# [WHAT TO DO]
Copy every line of the listing exactly.

# [SUPPLIED MATERIAL]
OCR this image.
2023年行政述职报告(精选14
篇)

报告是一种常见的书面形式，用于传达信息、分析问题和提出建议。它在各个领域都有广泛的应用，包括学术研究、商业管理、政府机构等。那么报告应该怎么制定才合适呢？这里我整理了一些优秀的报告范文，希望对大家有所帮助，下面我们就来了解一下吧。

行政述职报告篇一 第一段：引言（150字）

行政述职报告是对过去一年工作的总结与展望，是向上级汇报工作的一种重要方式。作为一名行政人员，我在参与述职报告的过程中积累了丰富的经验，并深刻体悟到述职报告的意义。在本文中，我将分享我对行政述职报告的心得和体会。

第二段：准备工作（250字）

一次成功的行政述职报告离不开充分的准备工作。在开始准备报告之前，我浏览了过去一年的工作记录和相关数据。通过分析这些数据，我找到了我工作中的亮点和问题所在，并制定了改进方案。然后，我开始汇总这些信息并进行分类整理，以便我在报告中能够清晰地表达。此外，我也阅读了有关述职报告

# [FINAL RESULT]
OCR this image.
2023年行政述职报告(精选14
篇)

报告是一种常见的书面形式，用于传达信息、分析问题和提出建议。它在各个领域都有广泛的应用，包括学术研究、商业管理、政府机构等。那么报告应该怎么制定才合适呢？这里我整理了一些优秀的报告范文，希望对大家有所帮助，下面我们就来了解一下吧。

行政述职报告篇一 第一段：引言（150字）

行政述职报告是对过去一年工作的总结与展望，是向上级汇报工作的一种重要方式。作为一名行政人员，我在参与述职报告的过程中积累了丰富的经验，并深刻体悟到述职报告的意义。在本文中，我将分享我对行政述职报告的心得和体会。

第二段：准备工作（250字）

一次成功的行政述职报告离不开充分的准备工作。在开始准备报告之前，我浏览了过去一年的工作记录和相关数据。通过分析这些数据，我找到了我工作中的亮点和问题所在，并制定了改进方案。然后，我开始汇总这些信息并进行分类整理，以便我在报告中能够清晰地表达。此外，我也阅读了有关述职报告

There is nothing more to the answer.